# WHAT THE TASK REQUIRES:
Quote every entry word for word.

# RECORDS FOR THE TASK:

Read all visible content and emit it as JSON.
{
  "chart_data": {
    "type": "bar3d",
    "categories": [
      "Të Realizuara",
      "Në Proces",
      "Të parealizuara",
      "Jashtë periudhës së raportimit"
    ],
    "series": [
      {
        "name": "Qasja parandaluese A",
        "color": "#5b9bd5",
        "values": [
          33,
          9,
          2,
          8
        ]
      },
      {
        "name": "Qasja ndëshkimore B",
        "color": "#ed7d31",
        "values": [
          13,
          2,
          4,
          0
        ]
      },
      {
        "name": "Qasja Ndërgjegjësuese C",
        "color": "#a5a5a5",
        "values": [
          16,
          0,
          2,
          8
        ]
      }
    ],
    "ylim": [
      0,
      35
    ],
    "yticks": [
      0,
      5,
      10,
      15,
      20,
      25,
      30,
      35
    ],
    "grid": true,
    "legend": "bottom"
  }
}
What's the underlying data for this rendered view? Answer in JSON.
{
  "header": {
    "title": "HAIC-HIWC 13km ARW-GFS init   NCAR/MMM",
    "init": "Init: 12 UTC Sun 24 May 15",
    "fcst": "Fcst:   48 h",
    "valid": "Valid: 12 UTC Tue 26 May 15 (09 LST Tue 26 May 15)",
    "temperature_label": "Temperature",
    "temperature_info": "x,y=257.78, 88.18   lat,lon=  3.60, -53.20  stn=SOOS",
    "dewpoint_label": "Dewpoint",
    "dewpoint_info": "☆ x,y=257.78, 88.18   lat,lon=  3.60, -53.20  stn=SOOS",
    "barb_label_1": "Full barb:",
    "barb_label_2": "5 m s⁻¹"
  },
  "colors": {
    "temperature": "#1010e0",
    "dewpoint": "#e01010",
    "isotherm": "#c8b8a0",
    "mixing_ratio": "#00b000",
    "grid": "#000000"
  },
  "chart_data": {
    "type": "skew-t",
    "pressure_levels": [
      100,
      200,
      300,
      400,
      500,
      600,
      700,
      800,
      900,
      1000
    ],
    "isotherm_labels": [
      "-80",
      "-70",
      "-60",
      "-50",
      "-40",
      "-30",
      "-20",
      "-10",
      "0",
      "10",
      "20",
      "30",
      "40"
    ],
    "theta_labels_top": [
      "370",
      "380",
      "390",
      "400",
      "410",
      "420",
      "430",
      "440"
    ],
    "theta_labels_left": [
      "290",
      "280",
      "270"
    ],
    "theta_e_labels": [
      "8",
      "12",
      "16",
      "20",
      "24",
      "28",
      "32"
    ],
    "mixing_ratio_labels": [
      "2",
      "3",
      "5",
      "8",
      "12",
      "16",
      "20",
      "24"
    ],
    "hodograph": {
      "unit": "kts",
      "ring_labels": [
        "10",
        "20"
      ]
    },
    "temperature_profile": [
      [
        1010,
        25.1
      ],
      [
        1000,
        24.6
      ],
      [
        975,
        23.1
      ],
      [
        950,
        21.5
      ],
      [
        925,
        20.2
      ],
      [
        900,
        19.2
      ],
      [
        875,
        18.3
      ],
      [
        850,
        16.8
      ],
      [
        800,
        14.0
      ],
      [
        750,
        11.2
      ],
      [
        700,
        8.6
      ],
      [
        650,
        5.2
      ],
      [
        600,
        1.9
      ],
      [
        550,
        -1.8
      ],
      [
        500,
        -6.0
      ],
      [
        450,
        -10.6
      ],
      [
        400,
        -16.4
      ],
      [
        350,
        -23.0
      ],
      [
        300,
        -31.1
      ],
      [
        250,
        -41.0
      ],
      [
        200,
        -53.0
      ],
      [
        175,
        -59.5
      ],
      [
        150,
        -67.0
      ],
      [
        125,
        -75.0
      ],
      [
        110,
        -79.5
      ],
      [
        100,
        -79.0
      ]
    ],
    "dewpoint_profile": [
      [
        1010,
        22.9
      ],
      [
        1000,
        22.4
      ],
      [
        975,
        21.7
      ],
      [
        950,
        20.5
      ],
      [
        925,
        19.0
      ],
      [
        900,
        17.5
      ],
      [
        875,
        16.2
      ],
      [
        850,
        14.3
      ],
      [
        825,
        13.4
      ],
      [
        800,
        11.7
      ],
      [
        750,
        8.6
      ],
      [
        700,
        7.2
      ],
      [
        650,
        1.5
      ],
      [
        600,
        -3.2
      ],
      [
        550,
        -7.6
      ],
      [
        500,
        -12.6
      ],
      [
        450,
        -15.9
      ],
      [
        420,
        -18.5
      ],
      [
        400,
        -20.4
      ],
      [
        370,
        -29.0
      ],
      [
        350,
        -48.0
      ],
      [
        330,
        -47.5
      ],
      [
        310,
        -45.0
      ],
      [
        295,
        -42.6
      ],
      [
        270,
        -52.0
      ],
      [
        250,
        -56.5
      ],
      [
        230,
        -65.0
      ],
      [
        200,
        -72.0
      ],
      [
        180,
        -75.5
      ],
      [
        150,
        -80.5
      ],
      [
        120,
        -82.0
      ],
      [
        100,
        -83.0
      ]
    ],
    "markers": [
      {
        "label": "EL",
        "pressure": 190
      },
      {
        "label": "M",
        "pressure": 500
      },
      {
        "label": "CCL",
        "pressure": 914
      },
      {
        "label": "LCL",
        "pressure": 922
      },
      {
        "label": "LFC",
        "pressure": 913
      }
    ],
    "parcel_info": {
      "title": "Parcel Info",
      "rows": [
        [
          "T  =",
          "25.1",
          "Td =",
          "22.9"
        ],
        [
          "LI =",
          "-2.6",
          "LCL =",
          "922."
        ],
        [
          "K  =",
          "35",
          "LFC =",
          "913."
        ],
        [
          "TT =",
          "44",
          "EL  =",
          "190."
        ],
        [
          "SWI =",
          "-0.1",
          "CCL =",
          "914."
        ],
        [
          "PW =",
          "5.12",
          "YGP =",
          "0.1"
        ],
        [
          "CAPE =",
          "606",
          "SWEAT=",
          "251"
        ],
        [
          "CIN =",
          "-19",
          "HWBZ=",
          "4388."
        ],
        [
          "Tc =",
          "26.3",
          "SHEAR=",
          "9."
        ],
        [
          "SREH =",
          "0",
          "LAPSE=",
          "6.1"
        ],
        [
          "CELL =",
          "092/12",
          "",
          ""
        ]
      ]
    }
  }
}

# WRITTEN REPLY:
Read all visible content and emit it as JSON.
{
  "chart_data": {
    "type": "bar3d",
    "categories": [
      "Të Realizuara",
      "Në Proces",
      "Të parealizuara",
      "Jashtë periudhës së raportimit"
    ],
    "series": [
      {
        "name": "Qasja parandaluese A",
        "color": "#5b9bd5",
        "values": [
          33,
          9,
          2,
          8
        ]
      },
      {
        "name": "Qasja ndëshkimore B",
        "color": "#ed7d31",
        "values": [
          13,
          2,
          4,
          0
        ]
      },
      {
        "name": "Qasja Ndërgjegjësuese C",
        "color": "#a5a5a5",
        "values": [
          16,
          0,
          2,
          8
        ]
      }
    ],
    "ylim": [
      0,
      35
    ],
    "yticks": [
      0,
      5,
      10,
      15,
      20,
      25,
      30,
      35
    ],
    "grid": true,
    "legend": "bottom"
  }
}
What's the underlying data for this rendered view? Answer in JSON.
{
  "header": {
    "title": "HAIC-HIWC 13km ARW-GFS init   NCAR/MMM",
    "init": "Init: 12 UTC Sun 24 May 15",
    "fcst": "Fcst:   48 h",
    "valid": "Valid: 12 UTC Tue 26 May 15 (09 LST Tue 26 May 15)",
    "temperature_label": "Temperature",
    "temperature_info": "x,y=257.78, 88.18   lat,lon=  3.60, -53.20  stn=SOOS",
    "dewpoint_label": "Dewpoint",
    "dewpoint_info": "☆ x,y=257.78, 88.18   lat,lon=  3.60, -53.20  stn=SOOS",
    "barb_label_1": "Full barb:",
    "barb_label_2": "5 m s⁻¹"
  },
  "colors": {
    "temperature": "#1010e0",
    "dewpoint": "#e01010",
    "isotherm": "#c8b8a0",
    "mixing_ratio": "#00b000",
    "grid": "#000000"
  },
  "chart_data": {
    "type": "skew-t",
    "pressure_levels": [
      100,
      200,
      300,
      400,
      500,
      600,
      700,
      800,
      900,
      1000
    ],
    "isotherm_labels": [
      "-80",
      "-70",
      "-60",
      "-50",
      "-40",
      "-30",
      "-20",
      "-10",
      "0",
      "10",
      "20",
      "30",
      "40"
    ],
    "theta_labels_top": [
      "370",
      "380",
      "390",
      "400",
      "410",
      "420",
      "430",
      "440"
    ],
    "theta_labels_left": [
      "290",
      "280",
      "270"
    ],
    "theta_e_labels": [
      "8",
      "12",
      "16",
      "20",
      "24",
      "28",
      "32"
    ],
    "mixing_ratio_labels": [
      "2",
      "3",
      "5",
      "8",
      "12",
      "16",
      "20",
      "24"
    ],
    "hodograph": {
      "unit": "kts",
      "ring_labels": [
        "10",
        "20"
      ]
    },
    "temperature_profile": [
      [
        1010,
        25.1
      ],
      [
        1000,
        24.6
      ],
      [
        975,
        23.1
      ],
      [
        950,
        21.5
      ],
      [
        925,
        20.2
      ],
      [
        900,
        19.2
      ],
      [
        875,
        18.3
      ],
      [
        850,
        16.8
      ],
      [
        800,
        14.0
      ],
      [
        750,
        11.2
      ],
      [
        700,
        8.6
      ],
      [
        650,
        5.2
      ],
      [
        600,
        1.9
      ],
      [
        550,
        -1.8
      ],
      [
        500,
        -6.0
      ],
      [
        450,
        -10.6
      ],
      [
        400,
        -16.4
      ],
      [
        350,
        -23.0
      ],
      [
        300,
        -31.1
      ],
      [
        250,
        -41.0
      ],
      [
        200,
        -53.0
      ],
      [
        175,
        -59.5
      ],
      [
        150,
        -67.0
      ],
      [
        125,
        -75.0
      ],
      [
        110,
        -79.5
      ],
      [
        100,
        -79.0
      ]
    ],
    "dewpoint_profile": [
      [
        1010,
        22.9
      ],
      [
        1000,
        22.4
      ],
      [
        975,
        21.7
      ],
      [
        950,
        20.5
      ],
      [
        925,
        19.0
      ],
      [
        900,
        17.5
      ],
      [
        875,
        16.2
      ],
      [
        850,
        14.3
      ],
      [
        825,
        13.4
      ],
      [
        800,
        11.7
      ],
      [
        750,
        8.6
      ],
      [
        700,
        7.2
      ],
      [
        650,
        1.5
      ],
      [
        600,
        -3.2
      ],
      [
        550,
        -7.6
      ],
      [
        500,
        -12.6
      ],
      [
        450,
        -15.9
      ],
      [
        420,
        -18.5
      ],
      [
        400,
        -20.4
      ],
      [
        370,
        -29.0
      ],
      [
        350,
        -48.0
      ],
      [
        330,
        -47.5
      ],
      [
        310,
        -45.0
      ],
      [
        295,
        -42.6
      ],
      [
        270,
        -52.0
      ],
      [
        250,
        -56.5
      ],
      [
        230,
        -65.0
      ],
      [
        200,
        -72.0
      ],
      [
        180,
        -75.5
      ],
      [
        150,
        -80.5
      ],
      [
        120,
        -82.0
      ],
      [
        100,
        -83.0
      ]
    ],
    "markers": [
      {
        "label": "EL",
        "pressure": 190
      },
      {
        "label": "M",
        "pressure": 500
      },
      {
        "label": "CCL",
        "pressure": 914
      },
      {
        "label": "LCL",
        "pressure": 922
      },
      {
        "label": "LFC",
        "pressure": 913
      }
    ],
    "parcel_info": {
      "title": "Parcel Info",
      "rows": [
        [
          "T  =",
          "25.1",
          "Td =",
          "22.9"
        ],
        [
          "LI =",
          "-2.6",
          "LCL =",
          "922."
        ],
        [
          "K  =",
          "35",
          "LFC =",
          "913."
        ],
        [
          "TT =",
          "44",
          "EL  =",
          "190."
        ],
        [
          "SWI =",
          "-0.1",
          "CCL =",
          "914."
        ],
        [
          "PW =",
          "5.12",
          "YGP =",
          "0.1"
        ],
        [
          "CAPE =",
          "606",
          "SWEAT=",
          "251"
        ],
        [
          "CIN =",
          "-19",
          "HWBZ=",
          "4388."
        ],
        [
          "Tc =",
          "26.3",
          "SHEAR=",
          "9."
        ],
        [
          "SREH =",
          "0",
          "LAPSE=",
          "6.1"
        ],
        [
          "CELL =",
          "092/12",
          "",
          ""
        ]
      ]
    }
  }
}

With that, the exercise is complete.